# Objective
Find each line holding "Consommation" and copy it out.

▬▬▬▬▬▬

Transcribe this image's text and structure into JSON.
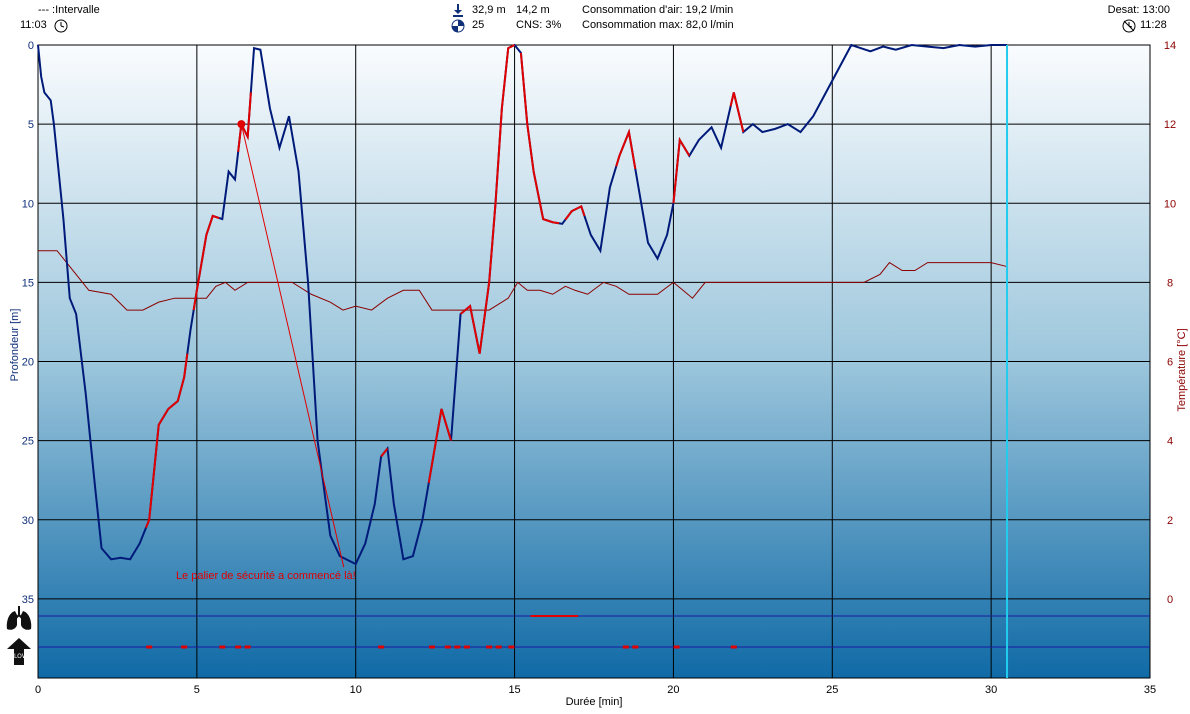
{
  "header": {
    "interval_label": "--- :Intervalle",
    "start_time": "11:03",
    "max_depth": "32,9 m",
    "avg_depth": "14,2 m",
    "temperature_min": "25",
    "cns": "CNS:  3%",
    "air_consumption": "Consommation d'air: 19,2 l/min",
    "air_consumption_max": "Consommation max: 82,0 l/min",
    "desat": "Desat: 13:00",
    "end_time": "11:28"
  },
  "icons": {
    "start_clock": "clock-icon",
    "max_depth": "down-arrow-icon",
    "water_temp": "thermometer-gauge-icon",
    "end_clock": "clock-crossed-icon",
    "lungs": "lungs-icon",
    "ascent_warning": "ascent-warning-icon"
  },
  "colors": {
    "depth_line": "#001a7a",
    "depth_fast_ascent": "#e00000",
    "temperature_line": "#8b0000",
    "cursor_line": "#22ccee",
    "bg_top": "#fafcfe",
    "bg_bottom": "#106aa6"
  },
  "annotation": {
    "text": "Le palier de sécurité a commencé là!"
  },
  "chart_data": {
    "type": "line",
    "xlabel": "Durée [min]",
    "ylabel": "Profondeur [m]",
    "y2label": "Température [°C]",
    "xlim": [
      0,
      35
    ],
    "ylim": [
      0,
      40
    ],
    "y_inverted": true,
    "y2lim": [
      -1,
      14
    ],
    "x_ticks": [
      "0",
      "5",
      "10",
      "15",
      "20",
      "25",
      "30",
      "35"
    ],
    "y_ticks": [
      "0",
      "5",
      "10",
      "15",
      "20",
      "25",
      "30",
      "35"
    ],
    "y2_ticks": [
      "14",
      "12",
      "10",
      "8",
      "6",
      "4",
      "2",
      "0"
    ],
    "grid": true,
    "cursor_x": 30.5,
    "annotation_point": {
      "x": 6.4,
      "y": 5.0
    },
    "annotation_text_at": {
      "x": 10.0,
      "y": 33.5
    },
    "series": [
      {
        "key": "depth",
        "x": [
          0,
          0.1,
          0.2,
          0.4,
          0.5,
          0.6,
          0.8,
          1.0,
          1.2,
          1.5,
          1.8,
          2.0,
          2.3,
          2.6,
          2.9,
          3.2,
          3.5,
          3.6,
          3.8,
          4.1,
          4.4,
          4.6,
          4.8,
          5.0,
          5.3,
          5.5,
          5.8,
          6.0,
          6.2,
          6.4,
          6.6,
          6.8,
          7.0,
          7.3,
          7.6,
          7.9,
          8.2,
          8.5,
          8.8,
          9.2,
          9.5,
          9.8,
          10.0,
          10.3,
          10.6,
          10.8,
          11.0,
          11.2,
          11.5,
          11.8,
          12.1,
          12.4,
          12.7,
          13.0,
          13.3,
          13.6,
          13.9,
          14.2,
          14.4,
          14.6,
          14.8,
          15.0,
          15.2,
          15.4,
          15.6,
          15.9,
          16.2,
          16.5,
          16.8,
          17.1,
          17.4,
          17.7,
          18.0,
          18.3,
          18.6,
          18.9,
          19.2,
          19.5,
          19.8,
          20.0,
          20.2,
          20.5,
          20.8,
          21.2,
          21.5,
          21.9,
          22.2,
          22.5,
          22.8,
          23.2,
          23.6,
          24.0,
          24.4,
          24.8,
          25.2,
          25.6,
          25.9,
          26.2,
          26.6,
          27.0,
          27.5,
          28.0,
          28.5,
          29.0,
          29.5,
          30.0,
          30.5
        ],
        "y": [
          0,
          2,
          3.0,
          3.5,
          5,
          7,
          11,
          16,
          17,
          22,
          28,
          31.8,
          32.5,
          32.4,
          32.5,
          31.5,
          30,
          28,
          24,
          23,
          22.5,
          21,
          18,
          15.5,
          12,
          10.8,
          11,
          8,
          8.5,
          5.0,
          5.8,
          0.2,
          0.3,
          4,
          6.5,
          4.5,
          8,
          15,
          25,
          31,
          32.3,
          32.6,
          32.8,
          31.5,
          29,
          26,
          25.5,
          29,
          32.5,
          32.3,
          30,
          26.5,
          23,
          25,
          17,
          16.5,
          19.5,
          15,
          10,
          4,
          0.2,
          0,
          0.5,
          5,
          8,
          11,
          11.2,
          11.3,
          10.5,
          10.2,
          12,
          13,
          9,
          7,
          5.5,
          9,
          12.5,
          13.5,
          12,
          10,
          6,
          7,
          6,
          5.2,
          6.5,
          3,
          5.5,
          5.0,
          5.5,
          5.3,
          5.0,
          5.5,
          4.5,
          3,
          1.5,
          0,
          0.2,
          0.4,
          0.1,
          0.3,
          0.0,
          0.1,
          0.2,
          0.0,
          0.1,
          0.0,
          0.0
        ]
      },
      {
        "key": "temperature",
        "x": [
          0,
          0.6,
          1.2,
          1.6,
          2.3,
          2.8,
          3.3,
          3.8,
          4.3,
          4.8,
          5.3,
          5.6,
          5.9,
          6.2,
          6.6,
          7.0,
          8.0,
          8.6,
          9.2,
          9.6,
          10.0,
          10.5,
          11.0,
          11.5,
          12.0,
          12.4,
          12.8,
          13.3,
          13.8,
          14.2,
          14.8,
          15.1,
          15.4,
          15.8,
          16.2,
          16.6,
          16.9,
          17.3,
          17.8,
          18.2,
          18.6,
          19.0,
          19.5,
          20.0,
          20.3,
          20.6,
          21.0,
          21.5,
          23.0,
          25.0,
          26.0,
          26.5,
          26.8,
          27.2,
          27.6,
          28.0,
          29.0,
          30.0,
          30.5
        ],
        "y": [
          8.8,
          8.8,
          8.2,
          7.8,
          7.7,
          7.3,
          7.3,
          7.5,
          7.6,
          7.6,
          7.6,
          7.9,
          8.0,
          7.8,
          8.0,
          8.0,
          8.0,
          7.7,
          7.5,
          7.3,
          7.4,
          7.3,
          7.6,
          7.8,
          7.8,
          7.3,
          7.3,
          7.3,
          7.3,
          7.3,
          7.6,
          8.0,
          7.8,
          7.8,
          7.7,
          7.9,
          7.8,
          7.7,
          8.0,
          7.9,
          7.7,
          7.7,
          7.7,
          8.0,
          7.8,
          7.6,
          8.0,
          8.0,
          8.0,
          8.0,
          8.0,
          8.2,
          8.5,
          8.3,
          8.3,
          8.5,
          8.5,
          8.5,
          8.4
        ]
      }
    ],
    "fast_ascent_segments": [
      [
        3.4,
        4.7
      ],
      [
        4.9,
        5.7
      ],
      [
        6.3,
        6.7
      ],
      [
        10.8,
        11.0
      ],
      [
        12.3,
        13.0
      ],
      [
        13.3,
        15.0
      ],
      [
        15.2,
        16.4
      ],
      [
        16.6,
        17.2
      ],
      [
        18.2,
        18.8
      ],
      [
        20.0,
        20.5
      ],
      [
        21.8,
        22.2
      ]
    ],
    "lung_bar_segments": [
      [
        15.5,
        17.0
      ]
    ],
    "warning_marks": [
      3.5,
      4.6,
      5.8,
      6.3,
      6.6,
      10.8,
      12.4,
      12.9,
      13.2,
      13.5,
      14.2,
      14.5,
      14.9,
      18.5,
      18.8,
      20.1,
      21.9
    ]
  }
}
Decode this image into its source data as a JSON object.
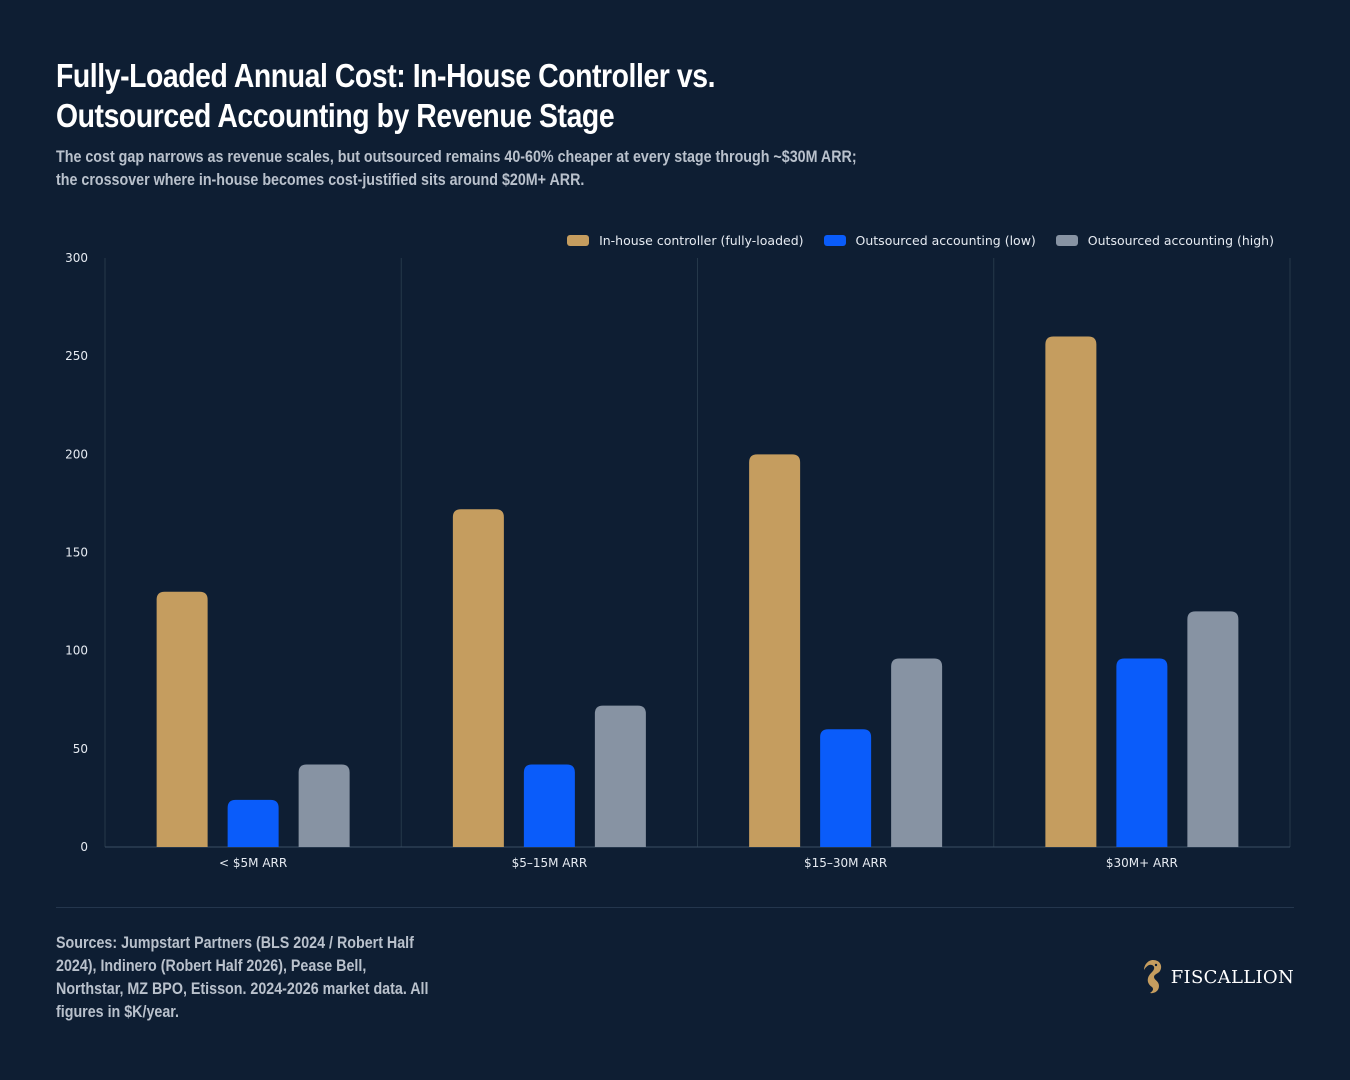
{
  "header": {
    "title_lines": [
      "Fully-Loaded Annual Cost: In-House Controller vs.",
      "Outsourced Accounting by Revenue Stage"
    ],
    "subtitle_lines": [
      "The cost gap narrows as revenue scales, but outsourced remains 40-60% cheaper at every stage through ~$30M ARR;",
      "the crossover where in-house becomes cost-justified sits around $20M+ ARR."
    ]
  },
  "chart_data": {
    "type": "bar",
    "categories": [
      "< $5M ARR",
      "$5–15M ARR",
      "$15–30M ARR",
      "$30M+ ARR"
    ],
    "series": [
      {
        "name": "In-house controller (fully-loaded)",
        "values": [
          130,
          172,
          200,
          260
        ],
        "color": "#c59d5f"
      },
      {
        "name": "Outsourced accounting (low)",
        "values": [
          24,
          42,
          60,
          96
        ],
        "color": "#0a5cfa"
      },
      {
        "name": "Outsourced accounting (high)",
        "values": [
          42,
          72,
          96,
          120
        ],
        "color": "#8793a3"
      }
    ],
    "ylim": [
      0,
      300
    ],
    "yticks": [
      0,
      50,
      100,
      150,
      200,
      250,
      300
    ],
    "legend_position": "top-right",
    "grid": "vertical category separators"
  },
  "footer": {
    "sources_lines": [
      "Sources: Jumpstart Partners (BLS 2024 / Robert Half",
      "2024), Indinero (Robert Half 2026), Pease Bell,",
      "Northstar, MZ BPO, Etisson. 2024-2026 market data. All",
      "figures in $K/year."
    ],
    "brand": "FISCALLION",
    "brand_icon": "seahorse-logo-icon",
    "brand_color": "#c59d5f"
  },
  "colors": {
    "background": "#0e1e33",
    "axis_text": "#e6ebf2",
    "grid": "#25384a"
  }
}
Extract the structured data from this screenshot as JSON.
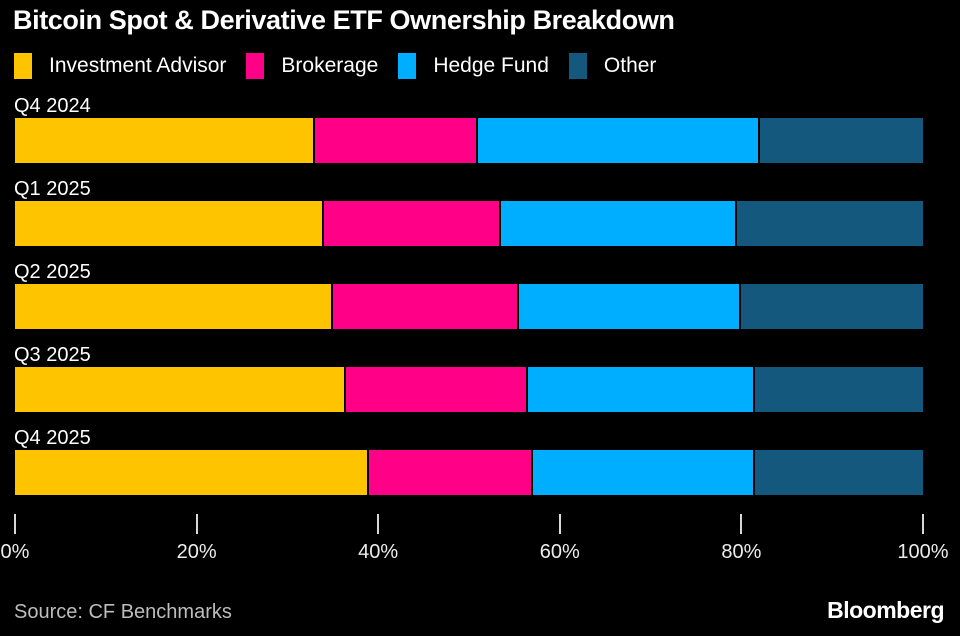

▬▬▬▬▬▬

# Task answer
    "air_consumption": "Consommation d'air: 19,2 l/min",
    "air_consumption_max": "Consommation max: 82,0 l/min",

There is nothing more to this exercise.